▸ TASK GOAL
Copy the records below exactly, omitting any pictures they contain.
## Begin DATASET ENTRIES
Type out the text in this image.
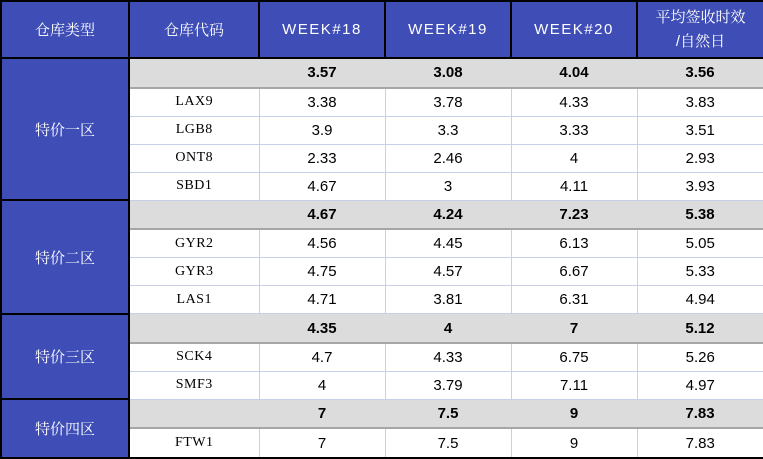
仓库类型	仓库代码	WEEK#18	WEEK#19	WEEK#20	平均签收时效
/自然日

特价一区		3.57	3.08	4.04	3.56
	LAX9	3.38	3.78	4.33	3.83
	LGB8	3.9	3.3	3.33	3.51
	ONT8	2.33	2.46	4	2.93
	SBD1	4.67	3	4.11	3.93
特价二区		4.67	4.24	7.23	5.38
	GYR2	4.56	4.45	6.13	5.05
	GYR3	4.75	4.57	6.67	5.33
	LAS1	4.71	3.81	6.31	4.94
特价三区		4.35	4	7	5.12
	SCK4	4.7	4.33	6.75	5.26
	SMF3	4	3.79	7.11	4.97
特价四区		7	7.5	9	7.83
	FTW1	7	7.5	9	7.83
## End DATASET ENTRIES
▸ RESULT OF THE TASK
Type out the text in this image.
仓库类型	仓库代码	WEEK#18	WEEK#19	WEEK#20	平均签收时效
/自然日

特价一区		3.57	3.08	4.04	3.56
	LAX9	3.38	3.78	4.33	3.83
	LGB8	3.9	3.3	3.33	3.51
	ONT8	2.33	2.46	4	2.93
	SBD1	4.67	3	4.11	3.93
特价二区		4.67	4.24	7.23	5.38
	GYR2	4.56	4.45	6.13	5.05
	GYR3	4.75	4.57	6.67	5.33
	LAS1	4.71	3.81	6.31	4.94
特价三区		4.35	4	7	5.12
	SCK4	4.7	4.33	6.75	5.26
	SMF3	4	3.79	7.11	4.97
特价四区		7	7.5	9	7.83
	FTW1	7	7.5	9	7.83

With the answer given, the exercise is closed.